▶ **WRITTEN TASK**:
Report the number of lines containing "Cast", with no other words.

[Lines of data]
— Begin —
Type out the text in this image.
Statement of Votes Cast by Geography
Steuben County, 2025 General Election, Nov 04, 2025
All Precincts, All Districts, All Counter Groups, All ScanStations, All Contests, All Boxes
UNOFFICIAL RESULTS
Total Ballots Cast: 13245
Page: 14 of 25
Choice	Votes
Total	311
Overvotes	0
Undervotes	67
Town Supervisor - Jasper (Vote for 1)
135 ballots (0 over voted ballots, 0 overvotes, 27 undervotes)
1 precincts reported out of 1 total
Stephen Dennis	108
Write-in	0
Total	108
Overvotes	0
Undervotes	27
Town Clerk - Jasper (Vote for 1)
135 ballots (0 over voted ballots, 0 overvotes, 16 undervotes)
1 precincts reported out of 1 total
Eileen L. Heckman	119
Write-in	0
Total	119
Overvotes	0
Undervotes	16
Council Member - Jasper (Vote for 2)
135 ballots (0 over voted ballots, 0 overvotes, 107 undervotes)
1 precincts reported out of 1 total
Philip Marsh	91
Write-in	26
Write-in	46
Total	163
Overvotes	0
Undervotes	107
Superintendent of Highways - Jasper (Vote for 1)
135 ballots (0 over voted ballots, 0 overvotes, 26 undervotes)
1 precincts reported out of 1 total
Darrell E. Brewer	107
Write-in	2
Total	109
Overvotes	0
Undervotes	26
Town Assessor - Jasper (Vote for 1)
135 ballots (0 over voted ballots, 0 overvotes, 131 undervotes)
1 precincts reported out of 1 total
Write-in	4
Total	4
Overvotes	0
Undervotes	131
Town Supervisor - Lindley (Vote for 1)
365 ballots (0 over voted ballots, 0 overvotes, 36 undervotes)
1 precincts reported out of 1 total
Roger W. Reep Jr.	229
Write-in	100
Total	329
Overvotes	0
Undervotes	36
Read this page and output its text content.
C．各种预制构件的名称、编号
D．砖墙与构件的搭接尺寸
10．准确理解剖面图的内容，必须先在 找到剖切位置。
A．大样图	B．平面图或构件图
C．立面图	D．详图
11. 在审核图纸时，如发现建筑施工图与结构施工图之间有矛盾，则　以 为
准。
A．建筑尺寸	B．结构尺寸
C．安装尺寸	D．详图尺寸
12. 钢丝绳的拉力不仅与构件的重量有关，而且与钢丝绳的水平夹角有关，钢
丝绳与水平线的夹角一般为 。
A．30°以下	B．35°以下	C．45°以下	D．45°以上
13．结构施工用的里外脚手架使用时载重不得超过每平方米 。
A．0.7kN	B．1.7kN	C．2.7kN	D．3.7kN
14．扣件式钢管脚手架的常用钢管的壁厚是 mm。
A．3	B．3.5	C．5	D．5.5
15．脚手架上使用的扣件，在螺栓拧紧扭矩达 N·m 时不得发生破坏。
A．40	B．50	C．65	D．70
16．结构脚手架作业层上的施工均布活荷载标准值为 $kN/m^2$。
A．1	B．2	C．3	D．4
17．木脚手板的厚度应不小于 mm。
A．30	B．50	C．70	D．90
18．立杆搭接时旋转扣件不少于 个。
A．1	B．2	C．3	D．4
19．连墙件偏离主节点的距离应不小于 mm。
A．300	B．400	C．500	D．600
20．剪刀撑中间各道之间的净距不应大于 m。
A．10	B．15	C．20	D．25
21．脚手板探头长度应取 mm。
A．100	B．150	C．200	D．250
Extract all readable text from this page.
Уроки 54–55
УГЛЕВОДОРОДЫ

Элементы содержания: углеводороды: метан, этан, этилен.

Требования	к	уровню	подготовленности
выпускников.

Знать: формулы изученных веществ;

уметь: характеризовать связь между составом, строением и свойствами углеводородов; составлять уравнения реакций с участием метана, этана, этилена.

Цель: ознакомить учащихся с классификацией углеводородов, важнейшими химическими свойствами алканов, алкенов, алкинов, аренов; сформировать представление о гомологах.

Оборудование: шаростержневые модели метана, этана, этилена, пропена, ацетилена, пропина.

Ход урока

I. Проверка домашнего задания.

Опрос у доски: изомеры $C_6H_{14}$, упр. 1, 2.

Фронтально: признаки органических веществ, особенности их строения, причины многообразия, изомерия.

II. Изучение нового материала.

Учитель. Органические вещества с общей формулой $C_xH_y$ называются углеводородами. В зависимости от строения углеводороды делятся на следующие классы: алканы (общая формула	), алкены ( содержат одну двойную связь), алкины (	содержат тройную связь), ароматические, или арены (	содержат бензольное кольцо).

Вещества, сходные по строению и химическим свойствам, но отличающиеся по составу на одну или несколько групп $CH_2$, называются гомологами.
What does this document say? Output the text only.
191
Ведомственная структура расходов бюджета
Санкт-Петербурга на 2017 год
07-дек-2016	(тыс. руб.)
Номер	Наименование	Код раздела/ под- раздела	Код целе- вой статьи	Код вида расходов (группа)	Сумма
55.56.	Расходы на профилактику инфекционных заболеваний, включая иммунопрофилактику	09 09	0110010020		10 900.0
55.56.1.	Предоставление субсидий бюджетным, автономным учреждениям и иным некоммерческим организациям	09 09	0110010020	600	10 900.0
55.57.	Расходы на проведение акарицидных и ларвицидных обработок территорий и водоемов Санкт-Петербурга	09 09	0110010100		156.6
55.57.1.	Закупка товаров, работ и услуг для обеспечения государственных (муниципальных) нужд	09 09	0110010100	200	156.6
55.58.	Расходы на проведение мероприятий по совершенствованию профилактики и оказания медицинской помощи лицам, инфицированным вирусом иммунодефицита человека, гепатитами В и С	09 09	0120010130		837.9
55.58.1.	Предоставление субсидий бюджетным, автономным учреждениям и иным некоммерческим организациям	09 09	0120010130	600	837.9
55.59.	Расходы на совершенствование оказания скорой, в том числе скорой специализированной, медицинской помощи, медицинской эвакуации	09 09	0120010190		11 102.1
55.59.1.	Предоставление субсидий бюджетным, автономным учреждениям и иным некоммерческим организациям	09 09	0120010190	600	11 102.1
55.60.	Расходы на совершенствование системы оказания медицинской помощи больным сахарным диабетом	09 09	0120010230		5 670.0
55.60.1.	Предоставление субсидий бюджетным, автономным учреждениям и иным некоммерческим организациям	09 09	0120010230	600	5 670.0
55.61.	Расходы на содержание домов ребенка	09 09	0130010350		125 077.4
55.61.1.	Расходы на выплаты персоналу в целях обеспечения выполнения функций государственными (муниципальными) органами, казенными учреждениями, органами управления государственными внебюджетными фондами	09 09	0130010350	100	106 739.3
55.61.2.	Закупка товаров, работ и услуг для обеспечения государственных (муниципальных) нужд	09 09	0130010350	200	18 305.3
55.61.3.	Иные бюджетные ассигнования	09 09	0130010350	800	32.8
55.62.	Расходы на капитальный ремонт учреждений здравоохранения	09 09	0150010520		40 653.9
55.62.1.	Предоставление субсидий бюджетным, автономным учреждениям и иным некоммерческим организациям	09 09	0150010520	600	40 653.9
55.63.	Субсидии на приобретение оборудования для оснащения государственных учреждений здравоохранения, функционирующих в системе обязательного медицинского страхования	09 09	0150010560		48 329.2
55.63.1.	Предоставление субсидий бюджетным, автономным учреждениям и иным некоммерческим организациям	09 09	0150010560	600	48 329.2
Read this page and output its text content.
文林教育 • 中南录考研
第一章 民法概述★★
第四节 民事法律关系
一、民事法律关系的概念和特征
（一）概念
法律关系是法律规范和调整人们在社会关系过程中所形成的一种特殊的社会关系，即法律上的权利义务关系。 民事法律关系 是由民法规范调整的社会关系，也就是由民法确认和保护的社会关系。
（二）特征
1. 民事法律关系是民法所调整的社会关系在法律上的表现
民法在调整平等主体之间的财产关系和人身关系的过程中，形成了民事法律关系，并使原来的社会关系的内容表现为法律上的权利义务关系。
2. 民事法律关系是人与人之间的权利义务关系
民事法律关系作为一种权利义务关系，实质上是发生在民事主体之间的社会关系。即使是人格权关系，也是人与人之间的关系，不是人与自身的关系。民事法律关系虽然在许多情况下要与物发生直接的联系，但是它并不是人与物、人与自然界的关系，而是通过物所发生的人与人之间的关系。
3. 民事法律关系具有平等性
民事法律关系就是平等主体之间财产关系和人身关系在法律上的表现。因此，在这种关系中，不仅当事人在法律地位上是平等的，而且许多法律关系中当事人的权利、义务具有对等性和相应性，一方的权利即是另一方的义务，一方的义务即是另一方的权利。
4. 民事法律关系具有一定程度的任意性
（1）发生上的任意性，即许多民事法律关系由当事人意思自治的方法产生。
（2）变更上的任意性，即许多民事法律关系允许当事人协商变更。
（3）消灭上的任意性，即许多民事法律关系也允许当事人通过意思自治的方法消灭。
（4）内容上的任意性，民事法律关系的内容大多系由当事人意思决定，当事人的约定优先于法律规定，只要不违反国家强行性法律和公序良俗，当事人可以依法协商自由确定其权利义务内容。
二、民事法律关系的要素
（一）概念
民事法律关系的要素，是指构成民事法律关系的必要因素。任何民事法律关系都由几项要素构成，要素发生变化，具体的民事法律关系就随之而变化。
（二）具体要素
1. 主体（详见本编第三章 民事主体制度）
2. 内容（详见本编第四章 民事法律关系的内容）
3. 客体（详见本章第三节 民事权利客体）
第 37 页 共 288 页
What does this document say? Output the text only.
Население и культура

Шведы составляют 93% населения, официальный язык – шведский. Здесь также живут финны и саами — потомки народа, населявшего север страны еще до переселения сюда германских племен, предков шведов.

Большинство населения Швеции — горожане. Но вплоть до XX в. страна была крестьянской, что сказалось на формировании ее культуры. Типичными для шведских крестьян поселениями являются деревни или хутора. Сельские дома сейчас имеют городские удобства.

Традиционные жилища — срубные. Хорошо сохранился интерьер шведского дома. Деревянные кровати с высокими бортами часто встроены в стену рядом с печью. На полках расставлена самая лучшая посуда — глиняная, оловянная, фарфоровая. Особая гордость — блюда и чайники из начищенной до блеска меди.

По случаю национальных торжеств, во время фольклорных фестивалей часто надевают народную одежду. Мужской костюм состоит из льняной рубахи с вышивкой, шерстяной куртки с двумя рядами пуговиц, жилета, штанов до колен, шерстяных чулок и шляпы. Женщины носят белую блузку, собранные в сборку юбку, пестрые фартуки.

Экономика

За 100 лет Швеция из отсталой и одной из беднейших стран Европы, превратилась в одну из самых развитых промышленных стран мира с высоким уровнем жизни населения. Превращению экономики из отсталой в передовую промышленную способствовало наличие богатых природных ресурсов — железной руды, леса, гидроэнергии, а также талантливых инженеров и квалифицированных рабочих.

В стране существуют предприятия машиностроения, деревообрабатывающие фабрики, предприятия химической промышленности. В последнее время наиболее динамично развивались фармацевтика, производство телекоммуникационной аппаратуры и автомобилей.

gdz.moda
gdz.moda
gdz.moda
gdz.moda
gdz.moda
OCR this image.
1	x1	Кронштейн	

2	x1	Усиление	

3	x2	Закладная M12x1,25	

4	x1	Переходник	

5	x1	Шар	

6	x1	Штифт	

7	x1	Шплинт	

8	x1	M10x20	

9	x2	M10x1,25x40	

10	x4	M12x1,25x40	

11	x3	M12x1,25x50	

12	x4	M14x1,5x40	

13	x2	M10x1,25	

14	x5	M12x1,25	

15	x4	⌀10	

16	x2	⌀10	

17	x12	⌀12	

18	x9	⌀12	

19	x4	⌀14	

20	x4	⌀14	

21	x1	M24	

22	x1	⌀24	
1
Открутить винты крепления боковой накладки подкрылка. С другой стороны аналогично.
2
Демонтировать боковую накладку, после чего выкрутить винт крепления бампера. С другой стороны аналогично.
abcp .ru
— End —
▶ **TASK SOLUTION**:
2